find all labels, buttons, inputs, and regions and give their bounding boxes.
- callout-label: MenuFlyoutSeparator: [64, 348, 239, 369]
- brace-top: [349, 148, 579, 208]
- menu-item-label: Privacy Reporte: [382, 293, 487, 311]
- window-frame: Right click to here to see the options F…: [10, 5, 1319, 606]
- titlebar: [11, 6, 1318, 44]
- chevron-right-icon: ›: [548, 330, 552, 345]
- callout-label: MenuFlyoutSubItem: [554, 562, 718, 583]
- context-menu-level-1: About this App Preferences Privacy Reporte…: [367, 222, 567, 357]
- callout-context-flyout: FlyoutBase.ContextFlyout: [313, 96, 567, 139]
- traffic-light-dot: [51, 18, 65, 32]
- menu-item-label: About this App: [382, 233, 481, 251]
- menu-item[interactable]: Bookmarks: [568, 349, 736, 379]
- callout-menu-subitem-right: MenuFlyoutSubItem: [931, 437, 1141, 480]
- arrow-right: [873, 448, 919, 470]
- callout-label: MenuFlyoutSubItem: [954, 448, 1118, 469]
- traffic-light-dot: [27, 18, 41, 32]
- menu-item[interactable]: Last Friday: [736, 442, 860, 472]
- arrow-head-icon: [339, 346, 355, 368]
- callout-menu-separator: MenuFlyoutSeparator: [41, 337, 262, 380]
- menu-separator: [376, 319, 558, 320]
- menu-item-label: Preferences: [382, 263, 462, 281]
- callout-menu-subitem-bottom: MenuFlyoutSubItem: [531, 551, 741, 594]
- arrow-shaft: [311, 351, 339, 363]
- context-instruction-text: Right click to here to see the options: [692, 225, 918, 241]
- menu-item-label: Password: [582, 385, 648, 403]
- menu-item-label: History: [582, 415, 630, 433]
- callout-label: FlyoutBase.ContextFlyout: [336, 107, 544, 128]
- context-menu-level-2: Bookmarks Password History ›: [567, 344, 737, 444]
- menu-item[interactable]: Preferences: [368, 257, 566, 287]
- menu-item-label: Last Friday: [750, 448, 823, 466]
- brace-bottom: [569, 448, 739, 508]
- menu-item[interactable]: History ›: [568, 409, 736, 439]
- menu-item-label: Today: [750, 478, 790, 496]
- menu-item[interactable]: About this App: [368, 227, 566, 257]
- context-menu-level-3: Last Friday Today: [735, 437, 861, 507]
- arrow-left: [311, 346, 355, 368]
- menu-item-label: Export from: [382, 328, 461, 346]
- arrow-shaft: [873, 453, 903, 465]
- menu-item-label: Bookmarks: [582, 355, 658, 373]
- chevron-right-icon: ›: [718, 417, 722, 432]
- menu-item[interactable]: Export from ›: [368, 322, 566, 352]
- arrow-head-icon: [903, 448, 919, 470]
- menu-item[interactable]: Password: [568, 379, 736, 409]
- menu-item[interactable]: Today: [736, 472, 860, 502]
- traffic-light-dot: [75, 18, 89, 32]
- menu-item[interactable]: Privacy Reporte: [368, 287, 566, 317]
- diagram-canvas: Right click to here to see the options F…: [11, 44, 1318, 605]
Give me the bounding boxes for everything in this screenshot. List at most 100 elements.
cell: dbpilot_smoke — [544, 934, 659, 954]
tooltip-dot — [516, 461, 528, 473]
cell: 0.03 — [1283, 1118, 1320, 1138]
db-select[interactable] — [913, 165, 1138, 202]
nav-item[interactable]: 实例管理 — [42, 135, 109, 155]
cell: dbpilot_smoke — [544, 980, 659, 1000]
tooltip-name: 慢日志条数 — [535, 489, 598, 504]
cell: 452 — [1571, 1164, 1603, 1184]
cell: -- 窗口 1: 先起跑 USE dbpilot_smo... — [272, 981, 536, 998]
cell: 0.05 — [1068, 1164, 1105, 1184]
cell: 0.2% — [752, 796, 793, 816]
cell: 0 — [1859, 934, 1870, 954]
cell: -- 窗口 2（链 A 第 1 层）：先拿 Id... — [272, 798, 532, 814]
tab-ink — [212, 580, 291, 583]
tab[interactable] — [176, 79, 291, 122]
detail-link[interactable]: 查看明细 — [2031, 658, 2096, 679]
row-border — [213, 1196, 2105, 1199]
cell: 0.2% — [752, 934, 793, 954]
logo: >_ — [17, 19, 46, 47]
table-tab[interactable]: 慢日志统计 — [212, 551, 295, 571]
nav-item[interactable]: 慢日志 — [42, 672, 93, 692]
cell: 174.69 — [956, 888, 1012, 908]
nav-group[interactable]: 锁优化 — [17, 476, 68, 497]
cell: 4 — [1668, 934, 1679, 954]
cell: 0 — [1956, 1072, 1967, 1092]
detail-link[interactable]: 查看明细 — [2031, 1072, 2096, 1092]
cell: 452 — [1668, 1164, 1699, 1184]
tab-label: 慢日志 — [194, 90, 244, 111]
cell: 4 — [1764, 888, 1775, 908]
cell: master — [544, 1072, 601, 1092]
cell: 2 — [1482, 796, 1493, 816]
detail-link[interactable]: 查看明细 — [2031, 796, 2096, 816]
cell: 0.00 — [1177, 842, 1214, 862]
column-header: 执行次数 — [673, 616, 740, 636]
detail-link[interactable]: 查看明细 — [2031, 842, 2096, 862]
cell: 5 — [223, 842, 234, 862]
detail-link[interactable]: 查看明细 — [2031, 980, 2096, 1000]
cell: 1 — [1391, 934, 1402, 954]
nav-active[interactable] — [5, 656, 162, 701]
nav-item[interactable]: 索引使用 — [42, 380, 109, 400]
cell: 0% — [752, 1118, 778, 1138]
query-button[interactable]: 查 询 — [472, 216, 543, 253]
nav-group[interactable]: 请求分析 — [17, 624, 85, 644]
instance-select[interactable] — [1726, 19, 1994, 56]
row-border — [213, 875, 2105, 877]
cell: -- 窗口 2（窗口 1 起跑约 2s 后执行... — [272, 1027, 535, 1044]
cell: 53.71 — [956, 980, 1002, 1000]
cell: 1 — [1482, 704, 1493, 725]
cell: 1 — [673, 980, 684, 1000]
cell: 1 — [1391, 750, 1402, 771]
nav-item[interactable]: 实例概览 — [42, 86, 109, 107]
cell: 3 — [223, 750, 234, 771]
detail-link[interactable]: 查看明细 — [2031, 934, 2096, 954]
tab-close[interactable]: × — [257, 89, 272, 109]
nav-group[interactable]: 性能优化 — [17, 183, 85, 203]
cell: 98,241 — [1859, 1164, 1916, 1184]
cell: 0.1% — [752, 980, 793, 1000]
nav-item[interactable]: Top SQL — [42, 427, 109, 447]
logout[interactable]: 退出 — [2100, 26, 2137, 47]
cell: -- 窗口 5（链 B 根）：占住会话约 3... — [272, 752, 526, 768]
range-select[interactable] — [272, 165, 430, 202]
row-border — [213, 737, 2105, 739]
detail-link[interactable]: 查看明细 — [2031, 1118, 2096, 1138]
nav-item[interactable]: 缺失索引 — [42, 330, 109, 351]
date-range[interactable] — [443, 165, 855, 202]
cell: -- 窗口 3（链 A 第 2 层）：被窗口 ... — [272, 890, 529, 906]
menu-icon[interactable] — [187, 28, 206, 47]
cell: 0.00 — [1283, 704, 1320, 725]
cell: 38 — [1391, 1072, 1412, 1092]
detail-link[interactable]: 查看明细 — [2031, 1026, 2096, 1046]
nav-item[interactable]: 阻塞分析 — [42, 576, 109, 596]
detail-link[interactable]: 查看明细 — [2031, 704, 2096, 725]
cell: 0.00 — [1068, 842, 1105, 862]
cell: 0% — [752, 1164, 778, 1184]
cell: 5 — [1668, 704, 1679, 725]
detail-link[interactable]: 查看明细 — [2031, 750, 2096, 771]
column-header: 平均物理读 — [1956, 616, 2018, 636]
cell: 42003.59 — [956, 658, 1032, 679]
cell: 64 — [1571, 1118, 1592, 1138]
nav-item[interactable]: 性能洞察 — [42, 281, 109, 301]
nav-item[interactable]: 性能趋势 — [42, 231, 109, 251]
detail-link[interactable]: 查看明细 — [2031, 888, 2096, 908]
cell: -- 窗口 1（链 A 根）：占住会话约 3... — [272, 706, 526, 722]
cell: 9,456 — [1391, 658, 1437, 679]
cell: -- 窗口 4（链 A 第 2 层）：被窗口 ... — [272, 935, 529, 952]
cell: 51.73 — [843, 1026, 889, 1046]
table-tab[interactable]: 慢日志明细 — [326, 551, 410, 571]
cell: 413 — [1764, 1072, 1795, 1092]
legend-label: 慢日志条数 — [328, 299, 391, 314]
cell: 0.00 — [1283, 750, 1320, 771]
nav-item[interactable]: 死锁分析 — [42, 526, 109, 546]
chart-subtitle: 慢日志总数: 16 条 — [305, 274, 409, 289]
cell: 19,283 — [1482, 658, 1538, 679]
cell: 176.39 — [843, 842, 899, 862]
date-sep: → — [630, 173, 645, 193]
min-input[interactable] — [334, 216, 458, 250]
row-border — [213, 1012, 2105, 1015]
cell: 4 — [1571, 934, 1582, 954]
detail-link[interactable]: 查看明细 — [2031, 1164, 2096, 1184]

════════════════════

Edit the lines from the first one through the line containing "- window-frame: Right", inclusive, so that "brace-top" becomes "brace-upper", and leave everything else unchanged.

- **OUTPUT FOR THIS EXERCISE**
find all labels, buttons, inputs, and regions and give their bounding boxes.
- callout-label: MenuFlyoutSeparator: [64, 348, 239, 369]
- brace-upper: [349, 148, 579, 208]
- menu-item-label: Privacy Reporte: [382, 293, 487, 311]
- window-frame: Right click to here to see the options F…: [10, 5, 1319, 606]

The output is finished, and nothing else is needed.